### SET PROBLEM
Copy everything in the listing below word for word, apart from any images.

--- START OF GIVEN DATA ---

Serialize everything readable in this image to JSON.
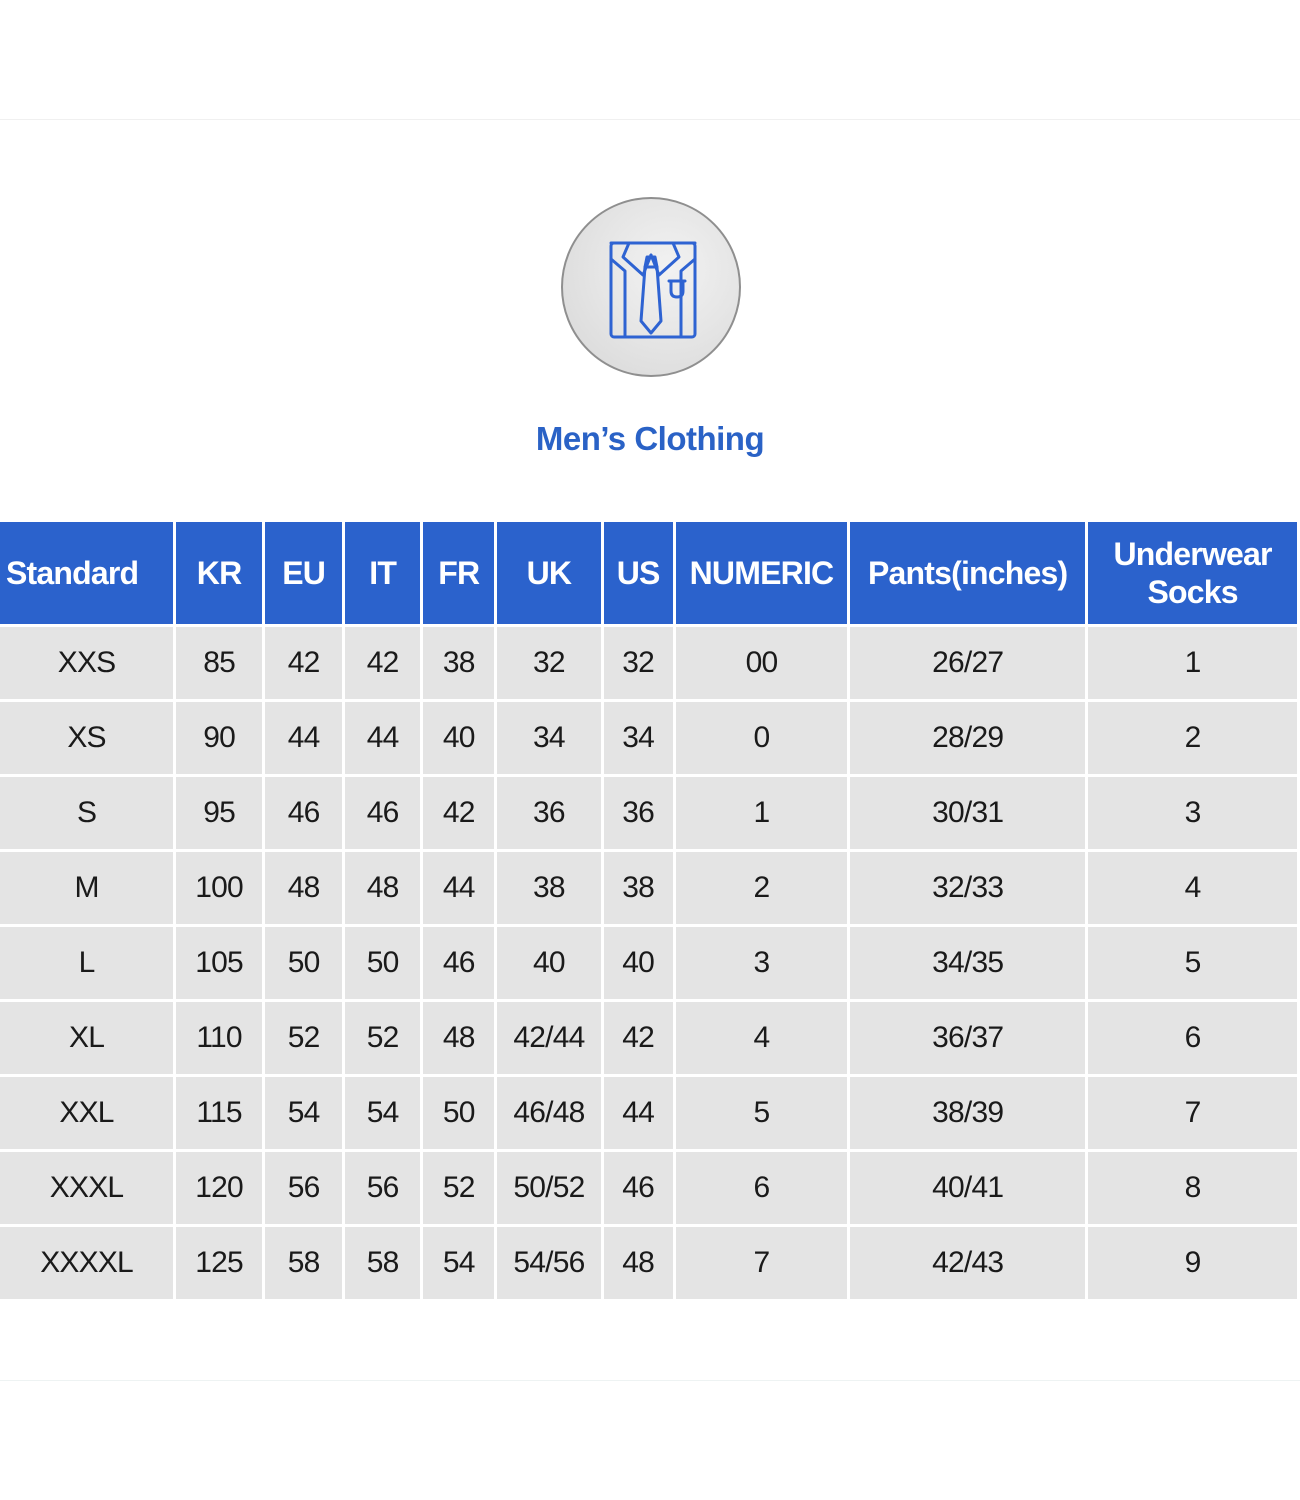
{
  "title": "Men’s Clothing",
  "icon": "shirt-tie-icon",
  "colors": {
    "accent": "#2b62cc",
    "title_text": "#2a62c6",
    "cell_background": "#e4e4e4"
  },
  "table": {
    "headers": [
      "Standard",
      "KR",
      "EU",
      "IT",
      "FR",
      "UK",
      "US",
      "NUMERIC",
      "Pants(inches)",
      [
        "Underwear",
        "Socks"
      ]
    ],
    "rows": [
      [
        "XXS",
        "85",
        "42",
        "42",
        "38",
        "32",
        "32",
        "00",
        "26/27",
        "1"
      ],
      [
        "XS",
        "90",
        "44",
        "44",
        "40",
        "34",
        "34",
        "0",
        "28/29",
        "2"
      ],
      [
        "S",
        "95",
        "46",
        "46",
        "42",
        "36",
        "36",
        "1",
        "30/31",
        "3"
      ],
      [
        "M",
        "100",
        "48",
        "48",
        "44",
        "38",
        "38",
        "2",
        "32/33",
        "4"
      ],
      [
        "L",
        "105",
        "50",
        "50",
        "46",
        "40",
        "40",
        "3",
        "34/35",
        "5"
      ],
      [
        "XL",
        "110",
        "52",
        "52",
        "48",
        "42/44",
        "42",
        "4",
        "36/37",
        "6"
      ],
      [
        "XXL",
        "115",
        "54",
        "54",
        "50",
        "46/48",
        "44",
        "5",
        "38/39",
        "7"
      ],
      [
        "XXXL",
        "120",
        "56",
        "56",
        "52",
        "50/52",
        "46",
        "6",
        "40/41",
        "8"
      ],
      [
        "XXXXL",
        "125",
        "58",
        "58",
        "54",
        "54/56",
        "48",
        "7",
        "42/43",
        "9"
      ]
    ]
  }
}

--- END OF GIVEN DATA ---

### RESULT OF THIS EXERCISE
Serialize everything readable in this image to JSON.
{
  "title": "Men’s Clothing",
  "icon": "shirt-tie-icon",
  "colors": {
    "accent": "#2b62cc",
    "title_text": "#2a62c6",
    "cell_background": "#e4e4e4"
  },
  "table": {
    "headers": [
      "Standard",
      "KR",
      "EU",
      "IT",
      "FR",
      "UK",
      "US",
      "NUMERIC",
      "Pants(inches)",
      [
        "Underwear",
        "Socks"
      ]
    ],
    "rows": [
      [
        "XXS",
        "85",
        "42",
        "42",
        "38",
        "32",
        "32",
        "00",
        "26/27",
        "1"
      ],
      [
        "XS",
        "90",
        "44",
        "44",
        "40",
        "34",
        "34",
        "0",
        "28/29",
        "2"
      ],
      [
        "S",
        "95",
        "46",
        "46",
        "42",
        "36",
        "36",
        "1",
        "30/31",
        "3"
      ],
      [
        "M",
        "100",
        "48",
        "48",
        "44",
        "38",
        "38",
        "2",
        "32/33",
        "4"
      ],
      [
        "L",
        "105",
        "50",
        "50",
        "46",
        "40",
        "40",
        "3",
        "34/35",
        "5"
      ],
      [
        "XL",
        "110",
        "52",
        "52",
        "48",
        "42/44",
        "42",
        "4",
        "36/37",
        "6"
      ],
      [
        "XXL",
        "115",
        "54",
        "54",
        "50",
        "46/48",
        "44",
        "5",
        "38/39",
        "7"
      ],
      [
        "XXXL",
        "120",
        "56",
        "56",
        "52",
        "50/52",
        "46",
        "6",
        "40/41",
        "8"
      ],
      [
        "XXXXL",
        "125",
        "58",
        "58",
        "54",
        "54/56",
        "48",
        "7",
        "42/43",
        "9"
      ]
    ]
  }
}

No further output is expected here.